• [Stated exercise]
Transcribe the entries exactly; images are not part of the copy.

• [Records from a collection]
==========

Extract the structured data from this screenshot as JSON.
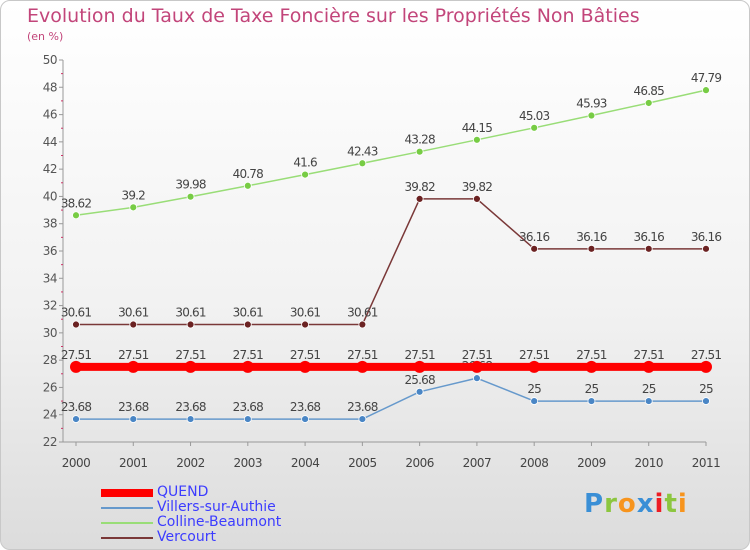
{
  "header": {
    "title": "Evolution du Taux de Taxe Foncière sur les Propriétés Non Bâties",
    "subtitle": "(en %)"
  },
  "logo": {
    "letters": [
      {
        "ch": "P",
        "color": "#3a8fd6"
      },
      {
        "ch": "r",
        "color": "#8cc63f"
      },
      {
        "ch": "o",
        "color": "#f7941d"
      },
      {
        "ch": "x",
        "color": "#3a8fd6"
      },
      {
        "ch": "i",
        "color": "#ed1c24"
      },
      {
        "ch": "t",
        "color": "#8cc63f"
      },
      {
        "ch": "i",
        "color": "#f7941d"
      }
    ]
  },
  "chart_data": {
    "type": "line",
    "title": "Evolution du Taux de Taxe Foncière sur les Propriétés Non Bâties",
    "ylabel": "(en %)",
    "xlabel": "",
    "x": [
      "2000",
      "2001",
      "2002",
      "2003",
      "2004",
      "2005",
      "2006",
      "2007",
      "2008",
      "2009",
      "2010",
      "2011"
    ],
    "ylim": [
      22,
      50
    ],
    "yticks": [
      "22",
      "24",
      "26",
      "28",
      "30",
      "32",
      "34",
      "36",
      "38",
      "40",
      "42",
      "44",
      "46",
      "48",
      "50"
    ],
    "grid": false,
    "legend": "bottom-left",
    "series": [
      {
        "name": "QUEND",
        "color": "#ff0000",
        "point_color": "#ff0000",
        "thick": true,
        "values": [
          27.51,
          27.51,
          27.51,
          27.51,
          27.51,
          27.51,
          27.51,
          27.51,
          27.51,
          27.51,
          27.51,
          27.51
        ],
        "labels": [
          "27.51",
          "27.51",
          "27.51",
          "27.51",
          "27.51",
          "27.51",
          "27.51",
          "27.51",
          "27.51",
          "27.51",
          "27.51",
          "27.51"
        ]
      },
      {
        "name": "Villers-sur-Authie",
        "color": "#6699cc",
        "point_color": "#4a86c5",
        "thick": false,
        "values": [
          23.68,
          23.68,
          23.68,
          23.68,
          23.68,
          23.68,
          25.68,
          26.68,
          25,
          25,
          25,
          25
        ],
        "labels": [
          "23.68",
          "23.68",
          "23.68",
          "23.68",
          "23.68",
          "23.68",
          "25.68",
          "26.68",
          "25",
          "25",
          "25",
          "25"
        ]
      },
      {
        "name": "Colline-Beaumont",
        "color": "#99dd77",
        "point_color": "#77cc44",
        "thick": false,
        "values": [
          38.62,
          39.2,
          39.98,
          40.78,
          41.6,
          42.43,
          43.28,
          44.15,
          45.03,
          45.93,
          46.85,
          47.79
        ],
        "labels": [
          "38.62",
          "39.2",
          "39.98",
          "40.78",
          "41.6",
          "42.43",
          "43.28",
          "44.15",
          "45.03",
          "45.93",
          "46.85",
          "47.79"
        ]
      },
      {
        "name": "Vercourt",
        "color": "#7a3838",
        "point_color": "#6b2222",
        "thick": false,
        "values": [
          30.61,
          30.61,
          30.61,
          30.61,
          30.61,
          30.61,
          39.82,
          39.82,
          36.16,
          36.16,
          36.16,
          36.16
        ],
        "labels": [
          "30.61",
          "30.61",
          "30.61",
          "30.61",
          "30.61",
          "30.61",
          "39.82",
          "39.82",
          "36.16",
          "36.16",
          "36.16",
          "36.16"
        ]
      }
    ]
  }
}
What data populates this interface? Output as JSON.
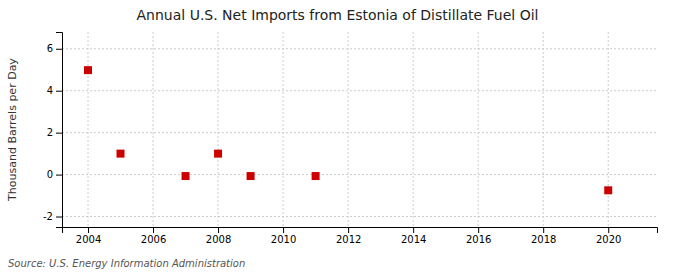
{
  "chart_data": {
    "type": "scatter",
    "title": "Annual U.S. Net Imports from Estonia of Distillate Fuel Oil",
    "ylabel": "Thousand Barrels per Day",
    "annotations": [
      "Source: U.S. Energy Information Administration"
    ],
    "x": [
      2004,
      2005,
      2007,
      2008,
      2009,
      2011,
      2020
    ],
    "values": [
      4.98,
      1.0,
      -0.07,
      1.0,
      -0.07,
      -0.07,
      -0.75
    ],
    "color": "#cc0000",
    "marker": "square",
    "xlim": [
      2003.2,
      2021.5
    ],
    "ylim": [
      -2.5,
      6.8
    ],
    "xticks": [
      2004,
      2006,
      2008,
      2010,
      2012,
      2014,
      2016,
      2018,
      2020
    ],
    "yticks": [
      -2,
      0,
      2,
      4,
      6
    ],
    "grid": true
  }
}
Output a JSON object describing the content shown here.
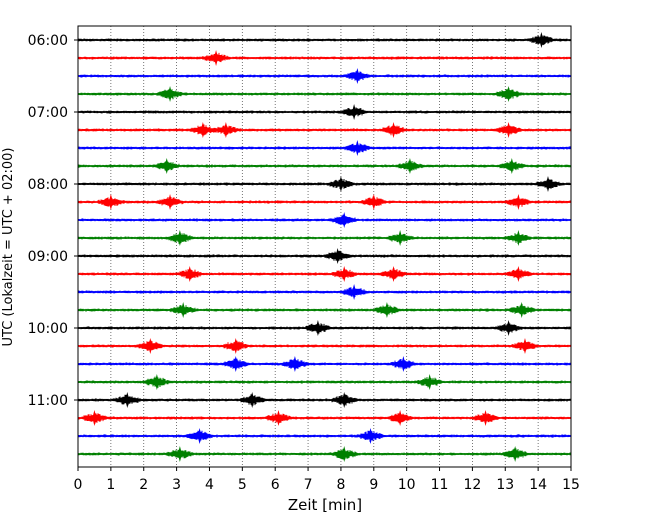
{
  "chart_data": {
    "type": "line",
    "title": "",
    "xlabel": "Zeit  [min]",
    "ylabel": "UTC (Lokalzeit = UTC + 02:00)",
    "xlim": [
      0,
      15
    ],
    "x_ticks": [
      "0",
      "1",
      "2",
      "3",
      "4",
      "5",
      "6",
      "7",
      "8",
      "9",
      "10",
      "11",
      "12",
      "13",
      "14",
      "15"
    ],
    "y_ticks": [
      "06:00",
      "07:00",
      "08:00",
      "09:00",
      "10:00",
      "11:00"
    ],
    "grid": "vertical dotted lines at each minute",
    "legend": "none",
    "color_cycle": [
      "#000000",
      "#ff0000",
      "#0000ff",
      "#008000"
    ],
    "trace_interval_minutes": 15,
    "series": [
      {
        "values": [
          14.1
        ]
      },
      {
        "values": [
          4.2
        ]
      },
      {
        "values": [
          8.5
        ]
      },
      {
        "values": [
          2.8,
          13.1
        ]
      },
      {
        "values": [
          8.4
        ]
      },
      {
        "values": [
          3.8,
          4.5,
          9.6,
          13.1
        ]
      },
      {
        "values": [
          8.5
        ]
      },
      {
        "values": [
          2.7,
          10.1,
          13.2
        ]
      },
      {
        "values": [
          8.0,
          14.3
        ]
      },
      {
        "values": [
          1.0,
          2.8,
          9.0,
          13.4
        ]
      },
      {
        "values": [
          8.1
        ]
      },
      {
        "values": [
          3.1,
          9.8,
          13.4
        ]
      },
      {
        "values": [
          7.9
        ]
      },
      {
        "values": [
          3.4,
          8.1,
          9.6,
          13.4
        ]
      },
      {
        "values": [
          8.4
        ]
      },
      {
        "values": [
          3.2,
          9.4,
          13.5
        ]
      },
      {
        "values": [
          7.3,
          13.1
        ]
      },
      {
        "values": [
          2.2,
          4.8,
          13.6
        ]
      },
      {
        "values": [
          4.8,
          6.6,
          9.9
        ]
      },
      {
        "values": [
          2.4,
          10.7
        ]
      },
      {
        "values": [
          1.5,
          5.3,
          8.1
        ]
      },
      {
        "values": [
          0.5,
          6.1,
          9.8,
          12.4
        ]
      },
      {
        "values": [
          3.7,
          8.9
        ]
      },
      {
        "values": [
          3.1,
          8.1,
          13.3
        ]
      }
    ]
  }
}
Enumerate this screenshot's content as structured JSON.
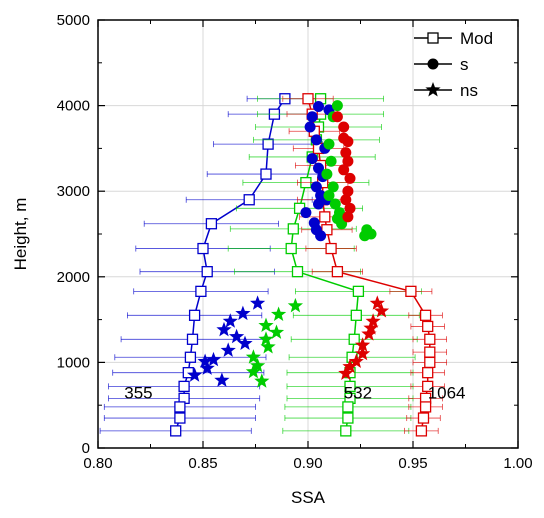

==========

• [The output]
Extract the structured data from this screenshot as JSON.
{
  "header": {
    "title": "Evolution du Taux de Taxe Foncière sur les Propriétés Non Bâties",
    "subtitle": "(en %)"
  },
  "logo": {
    "letters": [
      {
        "ch": "P",
        "color": "#3a8fd6"
      },
      {
        "ch": "r",
        "color": "#8cc63f"
      },
      {
        "ch": "o",
        "color": "#f7941d"
      },
      {
        "ch": "x",
        "color": "#3a8fd6"
      },
      {
        "ch": "i",
        "color": "#ed1c24"
      },
      {
        "ch": "t",
        "color": "#8cc63f"
      },
      {
        "ch": "i",
        "color": "#f7941d"
      }
    ]
  },
  "chart_data": {
    "type": "line",
    "title": "Evolution du Taux de Taxe Foncière sur les Propriétés Non Bâties",
    "ylabel": "(en %)",
    "xlabel": "",
    "x": [
      "2000",
      "2001",
      "2002",
      "2003",
      "2004",
      "2005",
      "2006",
      "2007",
      "2008",
      "2009",
      "2010",
      "2011"
    ],
    "ylim": [
      22,
      50
    ],
    "yticks": [
      "22",
      "24",
      "26",
      "28",
      "30",
      "32",
      "34",
      "36",
      "38",
      "40",
      "42",
      "44",
      "46",
      "48",
      "50"
    ],
    "grid": false,
    "legend": "bottom-left",
    "series": [
      {
        "name": "QUEND",
        "color": "#ff0000",
        "point_color": "#ff0000",
        "thick": true,
        "values": [
          27.51,
          27.51,
          27.51,
          27.51,
          27.51,
          27.51,
          27.51,
          27.51,
          27.51,
          27.51,
          27.51,
          27.51
        ],
        "labels": [
          "27.51",
          "27.51",
          "27.51",
          "27.51",
          "27.51",
          "27.51",
          "27.51",
          "27.51",
          "27.51",
          "27.51",
          "27.51",
          "27.51"
        ]
      },
      {
        "name": "Villers-sur-Authie",
        "color": "#6699cc",
        "point_color": "#4a86c5",
        "thick": false,
        "values": [
          23.68,
          23.68,
          23.68,
          23.68,
          23.68,
          23.68,
          25.68,
          26.68,
          25,
          25,
          25,
          25
        ],
        "labels": [
          "23.68",
          "23.68",
          "23.68",
          "23.68",
          "23.68",
          "23.68",
          "25.68",
          "26.68",
          "25",
          "25",
          "25",
          "25"
        ]
      },
      {
        "name": "Colline-Beaumont",
        "color": "#99dd77",
        "point_color": "#77cc44",
        "thick": false,
        "values": [
          38.62,
          39.2,
          39.98,
          40.78,
          41.6,
          42.43,
          43.28,
          44.15,
          45.03,
          45.93,
          46.85,
          47.79
        ],
        "labels": [
          "38.62",
          "39.2",
          "39.98",
          "40.78",
          "41.6",
          "42.43",
          "43.28",
          "44.15",
          "45.03",
          "45.93",
          "46.85",
          "47.79"
        ]
      },
      {
        "name": "Vercourt",
        "color": "#7a3838",
        "point_color": "#6b2222",
        "thick": false,
        "values": [
          30.61,
          30.61,
          30.61,
          30.61,
          30.61,
          30.61,
          39.82,
          39.82,
          36.16,
          36.16,
          36.16,
          36.16
        ],
        "labels": [
          "30.61",
          "30.61",
          "30.61",
          "30.61",
          "30.61",
          "30.61",
          "39.82",
          "39.82",
          "36.16",
          "36.16",
          "36.16",
          "36.16"
        ]
      }
    ]
  }
}
What data populates this interface? Output as JSON.
{
  "chart_data": {
    "type": "scatter",
    "title": "Annual U.S. Net Imports from Estonia of Distillate Fuel Oil",
    "ylabel": "Thousand Barrels per Day",
    "annotations": [
      "Source: U.S. Energy Information Administration"
    ],
    "x": [
      2004,
      2005,
      2007,
      2008,
      2009,
      2011,
      2020
    ],
    "values": [
      4.98,
      1.0,
      -0.07,
      1.0,
      -0.07,
      -0.07,
      -0.75
    ],
    "color": "#cc0000",
    "marker": "square",
    "xlim": [
      2003.2,
      2021.5
    ],
    "ylim": [
      -2.5,
      6.8
    ],
    "xticks": [
      2004,
      2006,
      2008,
      2010,
      2012,
      2014,
      2016,
      2018,
      2020
    ],
    "yticks": [
      -2,
      0,
      2,
      4,
      6
    ],
    "grid": true
  }
}
Output a JSON object describing the content shown here.
{
  "chart_data": {
    "type": "line",
    "title": "",
    "xlabel": "Zeit  [min]",
    "ylabel": "UTC (Lokalzeit = UTC + 02:00)",
    "xlim": [
      0,
      15
    ],
    "x_ticks": [
      "0",
      "1",
      "2",
      "3",
      "4",
      "5",
      "6",
      "7",
      "8",
      "9",
      "10",
      "11",
      "12",
      "13",
      "14",
      "15"
    ],
    "y_ticks": [
      "06:00",
      "07:00",
      "08:00",
      "09:00",
      "10:00",
      "11:00"
    ],
    "grid": "vertical dotted lines at each minute",
    "legend": "none",
    "color_cycle": [
      "#000000",
      "#ff0000",
      "#0000ff",
      "#008000"
    ],
    "trace_interval_minutes": 15,
    "series": [
      {
        "values": [
          14.1
        ]
      },
      {
        "values": [
          4.2
        ]
      },
      {
        "values": [
          8.5
        ]
      },
      {
        "values": [
          2.8,
          13.1
        ]
      },
      {
        "values": [
          8.4
        ]
      },
      {
        "values": [
          3.8,
          4.5,
          9.6,
          13.1
        ]
      },
      {
        "values": [
          8.5
        ]
      },
      {
        "values": [
          2.7,
          10.1,
          13.2
        ]
      },
      {
        "values": [
          8.0,
          14.3
        ]
      },
      {
        "values": [
          1.0,
          2.8,
          9.0,
          13.4
        ]
      },
      {
        "values": [
          8.1
        ]
      },
      {
        "values": [
          3.1,
          9.8,
          13.4
        ]
      },
      {
        "values": [
          7.9
        ]
      },
      {
        "values": [
          3.4,
          8.1,
          9.6,
          13.4
        ]
      },
      {
        "values": [
          8.4
        ]
      },
      {
        "values": [
          3.2,
          9.4,
          13.5
        ]
      },
      {
        "values": [
          7.3,
          13.1
        ]
      },
      {
        "values": [
          2.2,
          4.8,
          13.6
        ]
      },
      {
        "values": [
          4.8,
          6.6,
          9.9
        ]
      },
      {
        "values": [
          2.4,
          10.7
        ]
      },
      {
        "values": [
          1.5,
          5.3,
          8.1
        ]
      },
      {
        "values": [
          0.5,
          6.1,
          9.8,
          12.4
        ]
      },
      {
        "values": [
          3.7,
          8.9
        ]
      },
      {
        "values": [
          3.1,
          8.1,
          13.3
        ]
      }
    ]
  }
}
Enumerate this screenshot's content as structured JSON.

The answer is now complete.